--- Start Extracted information ---

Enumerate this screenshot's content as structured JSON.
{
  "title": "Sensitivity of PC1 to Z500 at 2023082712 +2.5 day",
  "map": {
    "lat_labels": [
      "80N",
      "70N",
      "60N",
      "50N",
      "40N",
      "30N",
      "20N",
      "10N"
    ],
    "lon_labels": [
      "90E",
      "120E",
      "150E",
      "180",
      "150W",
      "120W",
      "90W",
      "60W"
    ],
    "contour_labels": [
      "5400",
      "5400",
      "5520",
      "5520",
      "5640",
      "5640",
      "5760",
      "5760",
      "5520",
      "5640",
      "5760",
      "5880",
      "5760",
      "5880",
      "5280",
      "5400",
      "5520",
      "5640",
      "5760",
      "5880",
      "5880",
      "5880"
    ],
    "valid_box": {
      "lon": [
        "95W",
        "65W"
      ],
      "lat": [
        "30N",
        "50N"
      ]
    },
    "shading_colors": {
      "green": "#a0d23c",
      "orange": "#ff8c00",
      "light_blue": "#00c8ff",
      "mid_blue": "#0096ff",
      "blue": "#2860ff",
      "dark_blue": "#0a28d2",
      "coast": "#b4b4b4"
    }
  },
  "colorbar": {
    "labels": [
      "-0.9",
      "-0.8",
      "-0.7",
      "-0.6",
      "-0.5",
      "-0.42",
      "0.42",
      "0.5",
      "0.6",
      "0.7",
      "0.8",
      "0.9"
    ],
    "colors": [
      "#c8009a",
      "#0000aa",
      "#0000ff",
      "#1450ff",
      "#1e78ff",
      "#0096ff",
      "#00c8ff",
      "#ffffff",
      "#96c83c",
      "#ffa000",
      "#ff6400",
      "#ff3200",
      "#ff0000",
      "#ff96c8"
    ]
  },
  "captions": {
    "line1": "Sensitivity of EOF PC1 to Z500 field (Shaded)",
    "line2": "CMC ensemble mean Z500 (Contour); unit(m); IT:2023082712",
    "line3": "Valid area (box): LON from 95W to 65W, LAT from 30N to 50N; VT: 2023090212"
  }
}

--- End Extracted information ---

* Your objective
Scan the entries above for the word "Sensitivity" and collect each line holding it.

* Exercise output
  "title": "Sensitivity of PC1 to Z500 at 2023082712 +2.5 day",
    "line1": "Sensitivity of EOF PC1 to Z500 field (Shaded)",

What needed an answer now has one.